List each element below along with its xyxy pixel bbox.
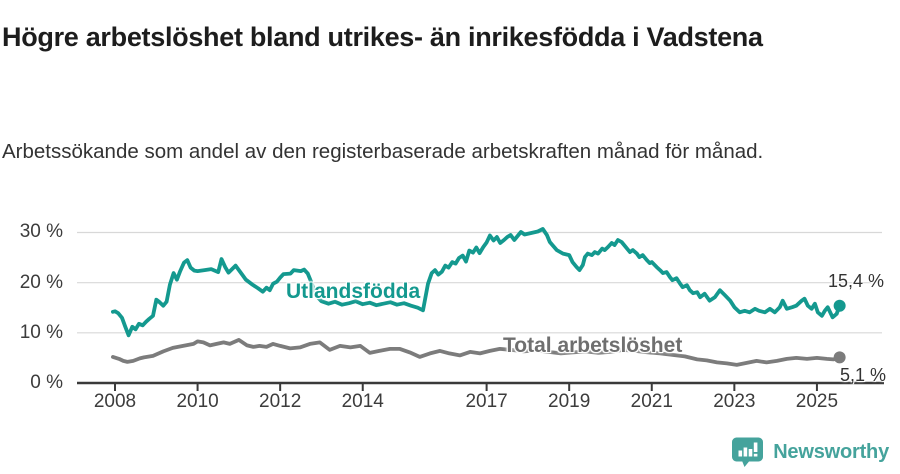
y-tick-label-10: 10 %: [19, 321, 63, 343]
end-value-label-total: 5,1 %: [839, 365, 886, 385]
newsworthy-logo: Newsworthy: [731, 436, 889, 468]
x-tick-label-2012: 2012: [259, 391, 302, 412]
x-tick-label-2014: 2014: [341, 391, 384, 412]
series-line-0: [111, 227, 842, 338]
y-tick-label-0: 0 %: [30, 372, 63, 393]
x-tick-label-2017: 2017: [465, 391, 508, 412]
series-label-total-arbetsloshet: Total arbetslöshet: [503, 334, 683, 357]
y-tick-label-20: 20 %: [19, 271, 63, 293]
series-end-dot-1: [833, 351, 846, 364]
x-tick-label-2019: 2019: [548, 391, 591, 412]
x-tick-label-2010: 2010: [176, 391, 219, 412]
newsworthy-bubble-icon: [732, 437, 764, 467]
chart-subtitle: Arbetssökande som andel av den registerb…: [2, 139, 764, 163]
series-line-1: [111, 337, 842, 367]
page-title: Högre arbetslöshet bland utrikes- än inr…: [2, 22, 763, 53]
x-tick-label-2021: 2021: [630, 391, 673, 412]
x-tick-label-2025: 2025: [795, 391, 839, 412]
brand-name: Newsworthy: [773, 440, 889, 463]
series-end-dot-0: [833, 299, 846, 312]
end-value-label-utlandsfodda: 15,4 %: [827, 271, 884, 291]
y-tick-label-30: 30 %: [19, 221, 63, 243]
x-tick-label-2023: 2023: [713, 391, 756, 412]
x-tick-label-2008: 2008: [93, 391, 137, 412]
series-label-utlandsfodda: Utlandsfödda: [286, 280, 421, 303]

=-=-=

EXERCISE DIRECTIONS
Arrange the lines of the item above as a numbered list, leaving out any blank lines and omitting the picture.

RESPONSE TO THIS EXERCISE
1. List each element below along with its xyxy pixel bbox.
2. y-tick-label-10: 10 %: [19, 321, 63, 343]
3. end-value-label-total: 5,1 %: [839, 365, 886, 385]
4. newsworthy-logo: Newsworthy: [731, 436, 889, 468]
5. x-tick-label-2012: 2012: [259, 391, 302, 412]
6. x-tick-label-2014: 2014: [341, 391, 384, 412]
7. series-line-0: [111, 227, 842, 338]
8. y-tick-label-0: 0 %: [30, 372, 63, 393]
9. x-tick-label-2017: 2017: [465, 391, 508, 412]
10. series-label-total-arbetsloshet: Total arbetslöshet: [503, 334, 683, 357]
11. y-tick-label-20: 20 %: [19, 271, 63, 293]
12. series-end-dot-1: [833, 351, 846, 364]
13. x-tick-label-2019: 2019: [548, 391, 591, 412]
14. x-tick-label-2010: 2010: [176, 391, 219, 412]
15. newsworthy-bubble-icon: [732, 437, 764, 467]
16. chart-subtitle: Arbetssökande som andel av den registerb…: [2, 139, 764, 163]
17. series-line-1: [111, 337, 842, 367]
18. page-title: Högre arbetslöshet bland utrikes- än inr…: [2, 22, 763, 53]
19. x-tick-label-2021: 2021: [630, 391, 673, 412]
20. x-tick-label-2025: 2025: [795, 391, 839, 412]
21. brand-name: Newsworthy: [773, 440, 889, 463]
22. series-end-dot-0: [833, 299, 846, 312]
23. end-value-label-utlandsfodda: 15,4 %: [827, 271, 884, 291]
24. y-tick-label-30: 30 %: [19, 221, 63, 243]
25. x-tick-label-2023: 2023: [713, 391, 756, 412]
26. x-tick-label-2008: 2008: [93, 391, 137, 412]
27. series-label-utlandsfodda: Utlandsfödda: [286, 280, 421, 303]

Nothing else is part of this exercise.